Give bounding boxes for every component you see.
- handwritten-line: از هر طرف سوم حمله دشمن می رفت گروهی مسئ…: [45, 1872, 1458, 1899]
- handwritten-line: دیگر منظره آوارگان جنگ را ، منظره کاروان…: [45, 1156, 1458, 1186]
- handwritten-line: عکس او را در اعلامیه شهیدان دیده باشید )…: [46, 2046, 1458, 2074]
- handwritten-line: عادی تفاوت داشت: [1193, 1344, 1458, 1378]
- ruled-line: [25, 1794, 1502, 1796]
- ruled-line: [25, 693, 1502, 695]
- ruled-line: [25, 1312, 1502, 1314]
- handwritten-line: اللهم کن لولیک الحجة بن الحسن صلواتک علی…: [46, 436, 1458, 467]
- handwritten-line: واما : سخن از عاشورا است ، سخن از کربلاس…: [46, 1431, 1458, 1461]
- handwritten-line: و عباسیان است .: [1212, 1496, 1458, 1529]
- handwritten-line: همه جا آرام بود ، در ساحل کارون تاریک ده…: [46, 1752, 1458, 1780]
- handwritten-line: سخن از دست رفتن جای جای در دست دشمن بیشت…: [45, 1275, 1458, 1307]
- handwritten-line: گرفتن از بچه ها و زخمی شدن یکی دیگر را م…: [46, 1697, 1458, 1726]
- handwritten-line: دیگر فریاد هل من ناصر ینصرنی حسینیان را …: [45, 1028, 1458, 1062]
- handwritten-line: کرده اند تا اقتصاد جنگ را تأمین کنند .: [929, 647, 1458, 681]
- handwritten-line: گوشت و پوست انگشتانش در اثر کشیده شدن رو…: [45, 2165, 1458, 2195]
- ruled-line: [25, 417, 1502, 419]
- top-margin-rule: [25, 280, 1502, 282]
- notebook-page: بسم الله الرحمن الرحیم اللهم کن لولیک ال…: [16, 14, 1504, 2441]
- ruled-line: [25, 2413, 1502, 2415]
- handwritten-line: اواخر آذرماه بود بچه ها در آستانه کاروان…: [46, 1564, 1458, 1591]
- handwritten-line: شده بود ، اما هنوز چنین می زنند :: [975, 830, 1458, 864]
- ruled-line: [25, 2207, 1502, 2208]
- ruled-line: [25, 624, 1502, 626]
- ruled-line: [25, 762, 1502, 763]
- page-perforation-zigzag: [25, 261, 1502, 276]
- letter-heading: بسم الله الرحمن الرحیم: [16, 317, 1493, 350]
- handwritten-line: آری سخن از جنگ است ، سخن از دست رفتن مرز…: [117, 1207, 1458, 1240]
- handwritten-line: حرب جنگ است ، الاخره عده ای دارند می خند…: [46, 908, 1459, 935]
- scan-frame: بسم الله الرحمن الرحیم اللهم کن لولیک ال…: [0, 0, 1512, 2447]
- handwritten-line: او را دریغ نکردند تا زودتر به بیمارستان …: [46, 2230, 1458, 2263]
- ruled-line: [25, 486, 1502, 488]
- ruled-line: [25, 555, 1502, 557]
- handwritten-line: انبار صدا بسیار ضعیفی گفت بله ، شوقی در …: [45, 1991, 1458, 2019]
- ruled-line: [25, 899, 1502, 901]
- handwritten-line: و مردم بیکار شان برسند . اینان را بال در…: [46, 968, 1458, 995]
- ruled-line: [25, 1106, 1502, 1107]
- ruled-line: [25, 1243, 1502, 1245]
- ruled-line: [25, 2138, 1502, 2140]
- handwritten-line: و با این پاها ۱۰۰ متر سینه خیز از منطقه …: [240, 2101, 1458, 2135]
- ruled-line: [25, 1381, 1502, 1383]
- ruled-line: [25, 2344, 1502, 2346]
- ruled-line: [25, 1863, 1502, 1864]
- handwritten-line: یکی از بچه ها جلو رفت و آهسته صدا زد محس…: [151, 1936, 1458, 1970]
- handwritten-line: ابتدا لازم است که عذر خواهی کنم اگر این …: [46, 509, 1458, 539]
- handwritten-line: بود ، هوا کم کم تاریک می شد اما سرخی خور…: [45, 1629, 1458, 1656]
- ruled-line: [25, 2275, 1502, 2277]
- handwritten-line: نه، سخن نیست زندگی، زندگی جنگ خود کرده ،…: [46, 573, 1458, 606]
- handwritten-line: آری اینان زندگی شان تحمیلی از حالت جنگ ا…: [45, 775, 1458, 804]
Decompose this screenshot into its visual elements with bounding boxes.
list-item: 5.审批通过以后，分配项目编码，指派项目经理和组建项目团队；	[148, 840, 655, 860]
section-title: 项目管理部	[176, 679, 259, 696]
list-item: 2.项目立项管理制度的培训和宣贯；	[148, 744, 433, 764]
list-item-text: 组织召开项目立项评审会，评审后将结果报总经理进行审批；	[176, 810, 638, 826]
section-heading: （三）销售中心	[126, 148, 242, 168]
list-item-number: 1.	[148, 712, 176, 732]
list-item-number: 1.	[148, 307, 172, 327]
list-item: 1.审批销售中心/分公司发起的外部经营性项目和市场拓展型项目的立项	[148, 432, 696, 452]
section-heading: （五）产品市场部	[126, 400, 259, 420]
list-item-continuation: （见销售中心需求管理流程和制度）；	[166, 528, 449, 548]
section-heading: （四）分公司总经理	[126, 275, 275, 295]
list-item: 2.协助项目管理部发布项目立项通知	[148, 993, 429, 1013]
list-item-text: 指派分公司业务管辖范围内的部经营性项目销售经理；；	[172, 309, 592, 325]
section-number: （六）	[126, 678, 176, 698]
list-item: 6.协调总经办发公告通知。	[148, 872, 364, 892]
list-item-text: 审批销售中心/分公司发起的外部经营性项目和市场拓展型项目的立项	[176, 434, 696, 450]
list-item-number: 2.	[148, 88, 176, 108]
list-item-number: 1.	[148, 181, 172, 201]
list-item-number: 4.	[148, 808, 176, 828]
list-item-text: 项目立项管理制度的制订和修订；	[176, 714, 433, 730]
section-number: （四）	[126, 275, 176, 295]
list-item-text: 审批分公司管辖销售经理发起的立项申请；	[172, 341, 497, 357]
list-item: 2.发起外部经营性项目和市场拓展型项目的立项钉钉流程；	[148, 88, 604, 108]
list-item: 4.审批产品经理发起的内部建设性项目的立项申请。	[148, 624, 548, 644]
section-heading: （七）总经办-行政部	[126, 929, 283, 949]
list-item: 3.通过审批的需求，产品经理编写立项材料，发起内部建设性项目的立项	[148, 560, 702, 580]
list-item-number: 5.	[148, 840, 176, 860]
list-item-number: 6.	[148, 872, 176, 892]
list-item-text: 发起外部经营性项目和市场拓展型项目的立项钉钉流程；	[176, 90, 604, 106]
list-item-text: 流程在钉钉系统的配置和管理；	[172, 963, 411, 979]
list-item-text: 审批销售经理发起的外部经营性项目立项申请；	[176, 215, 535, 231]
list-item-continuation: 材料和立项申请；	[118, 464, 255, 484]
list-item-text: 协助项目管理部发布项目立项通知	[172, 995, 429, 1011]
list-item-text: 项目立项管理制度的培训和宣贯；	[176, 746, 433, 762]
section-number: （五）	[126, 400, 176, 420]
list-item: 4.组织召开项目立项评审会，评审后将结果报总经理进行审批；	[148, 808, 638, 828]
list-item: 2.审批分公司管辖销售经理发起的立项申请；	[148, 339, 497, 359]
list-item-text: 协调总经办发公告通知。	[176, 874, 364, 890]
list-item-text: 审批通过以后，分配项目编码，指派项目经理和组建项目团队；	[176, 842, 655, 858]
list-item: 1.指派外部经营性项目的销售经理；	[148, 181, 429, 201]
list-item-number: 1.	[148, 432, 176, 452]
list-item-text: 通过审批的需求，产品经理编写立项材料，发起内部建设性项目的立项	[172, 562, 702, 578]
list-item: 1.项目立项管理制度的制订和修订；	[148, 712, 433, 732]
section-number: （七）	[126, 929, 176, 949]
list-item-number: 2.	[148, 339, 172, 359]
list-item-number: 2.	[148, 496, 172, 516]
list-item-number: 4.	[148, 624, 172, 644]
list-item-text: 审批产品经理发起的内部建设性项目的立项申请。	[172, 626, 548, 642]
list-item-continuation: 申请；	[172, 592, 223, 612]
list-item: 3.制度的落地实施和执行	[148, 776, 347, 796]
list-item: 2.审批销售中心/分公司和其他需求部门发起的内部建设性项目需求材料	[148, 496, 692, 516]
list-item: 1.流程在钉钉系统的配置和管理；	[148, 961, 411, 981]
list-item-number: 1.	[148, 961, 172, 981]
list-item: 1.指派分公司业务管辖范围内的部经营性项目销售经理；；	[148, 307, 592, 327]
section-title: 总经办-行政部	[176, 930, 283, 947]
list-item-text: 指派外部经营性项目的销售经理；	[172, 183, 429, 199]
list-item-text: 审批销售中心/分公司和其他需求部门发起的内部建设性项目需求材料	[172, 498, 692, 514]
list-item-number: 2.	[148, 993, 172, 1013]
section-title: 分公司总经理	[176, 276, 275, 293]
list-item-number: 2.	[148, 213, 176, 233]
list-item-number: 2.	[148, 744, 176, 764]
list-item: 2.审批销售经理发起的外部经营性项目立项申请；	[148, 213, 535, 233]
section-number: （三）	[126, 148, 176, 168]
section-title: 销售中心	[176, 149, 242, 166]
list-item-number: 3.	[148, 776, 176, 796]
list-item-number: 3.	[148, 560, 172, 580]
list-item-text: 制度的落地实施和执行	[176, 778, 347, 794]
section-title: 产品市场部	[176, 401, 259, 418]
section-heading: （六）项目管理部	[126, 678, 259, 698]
====
What to produce:
Output the records as a numbered list, from their first line through the line containing "- handwritten-line: دیگر فریاد", with blank lines omitted.

Exercise solution:
1. Give bounding boxes for every component you see.
2. - handwritten-line: از هر طرف سوم حمله دشمن می رفت گروهی مسئ…: [45, 1872, 1458, 1899]
3. - handwritten-line: دیگر منظره آوارگان جنگ را ، منظره کاروان…: [45, 1156, 1458, 1186]
4. - handwritten-line: عکس او را در اعلامیه شهیدان دیده باشید )…: [46, 2046, 1458, 2074]
5. - handwritten-line: عادی تفاوت داشت: [1193, 1344, 1458, 1378]
6. - ruled-line: [25, 1794, 1502, 1796]
7. - ruled-line: [25, 693, 1502, 695]
8. - ruled-line: [25, 1312, 1502, 1314]
9. - handwritten-line: اللهم کن لولیک الحجة بن الحسن صلواتک علی…: [46, 436, 1458, 467]
10. - handwritten-line: واما : سخن از عاشورا است ، سخن از کربلاس…: [46, 1431, 1458, 1461]
11. - handwritten-line: و عباسیان است .: [1212, 1496, 1458, 1529]
12. - handwritten-line: همه جا آرام بود ، در ساحل کارون تاریک ده…: [46, 1752, 1458, 1780]
13. - handwritten-line: سخن از دست رفتن جای جای در دست دشمن بیشت…: [45, 1275, 1458, 1307]
14. - handwritten-line: گرفتن از بچه ها و زخمی شدن یکی دیگر را م…: [46, 1697, 1458, 1726]
15. - handwritten-line: دیگر فریاد هل من ناصر ینصرنی حسینیان را …: [45, 1028, 1458, 1062]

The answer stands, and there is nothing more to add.